[BEGIN Record list]

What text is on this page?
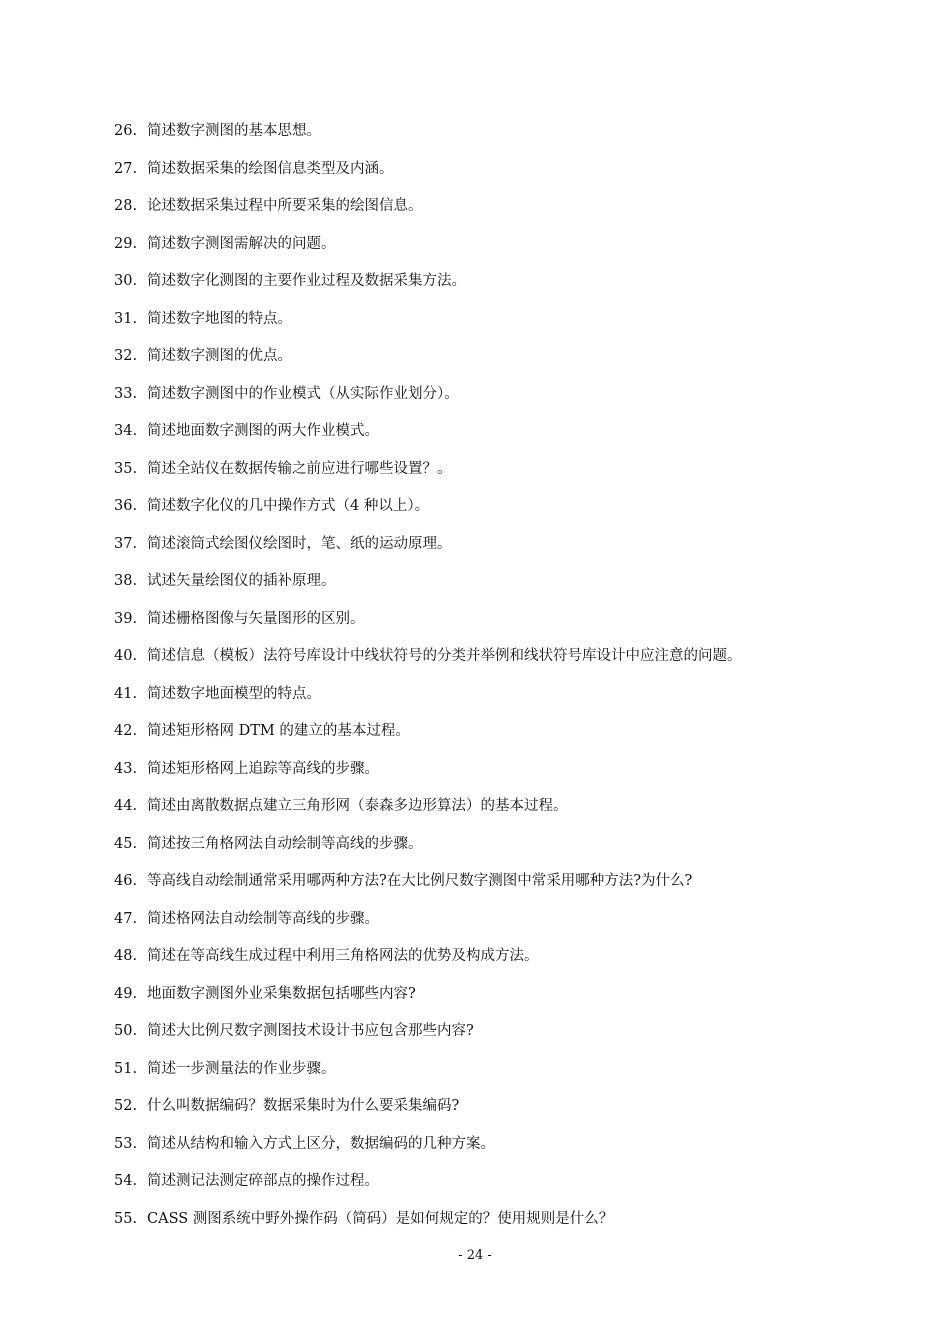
26. 简述数字测图的基本思想。
27. 简述数据采集的绘图信息类型及内涵。
28. 论述数据采集过程中所要采集的绘图信息。
29. 简述数字测图需解决的问题。
30. 简述数字化测图的主要作业过程及数据采集方法。
31. 简述数字地图的特点。
32. 简述数字测图的优点。
33. 简述数字测图中的作业模式（从实际作业划分）。
34. 简述地面数字测图的两大作业模式。
35. 简述全站仪在数据传输之前应进行哪些设置？。
36. 简述数字化仪的几中操作方式（4 种以上）。
37. 简述滚筒式绘图仪绘图时，笔、纸的运动原理。
38. 试述矢量绘图仪的插补原理。
39. 简述栅格图像与矢量图形的区别。
40. 简述信息（模板）法符号库设计中线状符号的分类并举例和线状符号库设计中应注意的问题。
41. 简述数字地面模型的特点。
42. 简述矩形格网 DTM 的建立的基本过程。
43. 简述矩形格网上追踪等高线的步骤。
44. 简述由离散数据点建立三角形网（泰森多边形算法）的基本过程。
45. 简述按三角格网法自动绘制等高线的步骤。
46. 等高线自动绘制通常采用哪两种方法?在大比例尺数字测图中常采用哪种方法?为什么?
47. 简述格网法自动绘制等高线的步骤。
48. 简述在等高线生成过程中利用三角格网法的优势及构成方法。
49. 地面数字测图外业采集数据包括哪些内容?
50. 简述大比例尺数字测图技术设计书应包含那些内容?
51. 简述一步测量法的作业步骤。
52. 什么叫数据编码？数据采集时为什么要采集编码?
53. 简述从结构和输入方式上区分，数据编码的几种方案。
54. 简述测记法测定碎部点的操作过程。
55. CASS 测图系统中野外操作码（简码）是如何规定的？使用规则是什么？
- 24 -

[END Record list]

Written instruction: Retype every record above exactly as written, but leave out the pictures.

Reply to the task:
What text is on this page?
26. 简述数字测图的基本思想。
27. 简述数据采集的绘图信息类型及内涵。
28. 论述数据采集过程中所要采集的绘图信息。
29. 简述数字测图需解决的问题。
30. 简述数字化测图的主要作业过程及数据采集方法。
31. 简述数字地图的特点。
32. 简述数字测图的优点。
33. 简述数字测图中的作业模式（从实际作业划分）。
34. 简述地面数字测图的两大作业模式。
35. 简述全站仪在数据传输之前应进行哪些设置？。
36. 简述数字化仪的几中操作方式（4 种以上）。
37. 简述滚筒式绘图仪绘图时，笔、纸的运动原理。
38. 试述矢量绘图仪的插补原理。
39. 简述栅格图像与矢量图形的区别。
40. 简述信息（模板）法符号库设计中线状符号的分类并举例和线状符号库设计中应注意的问题。
41. 简述数字地面模型的特点。
42. 简述矩形格网 DTM 的建立的基本过程。
43. 简述矩形格网上追踪等高线的步骤。
44. 简述由离散数据点建立三角形网（泰森多边形算法）的基本过程。
45. 简述按三角格网法自动绘制等高线的步骤。
46. 等高线自动绘制通常采用哪两种方法?在大比例尺数字测图中常采用哪种方法?为什么?
47. 简述格网法自动绘制等高线的步骤。
48. 简述在等高线生成过程中利用三角格网法的优势及构成方法。
49. 地面数字测图外业采集数据包括哪些内容?
50. 简述大比例尺数字测图技术设计书应包含那些内容?
51. 简述一步测量法的作业步骤。
52. 什么叫数据编码？数据采集时为什么要采集编码?
53. 简述从结构和输入方式上区分，数据编码的几种方案。
54. 简述测记法测定碎部点的操作过程。
55. CASS 测图系统中野外操作码（简码）是如何规定的？使用规则是什么？
- 24 -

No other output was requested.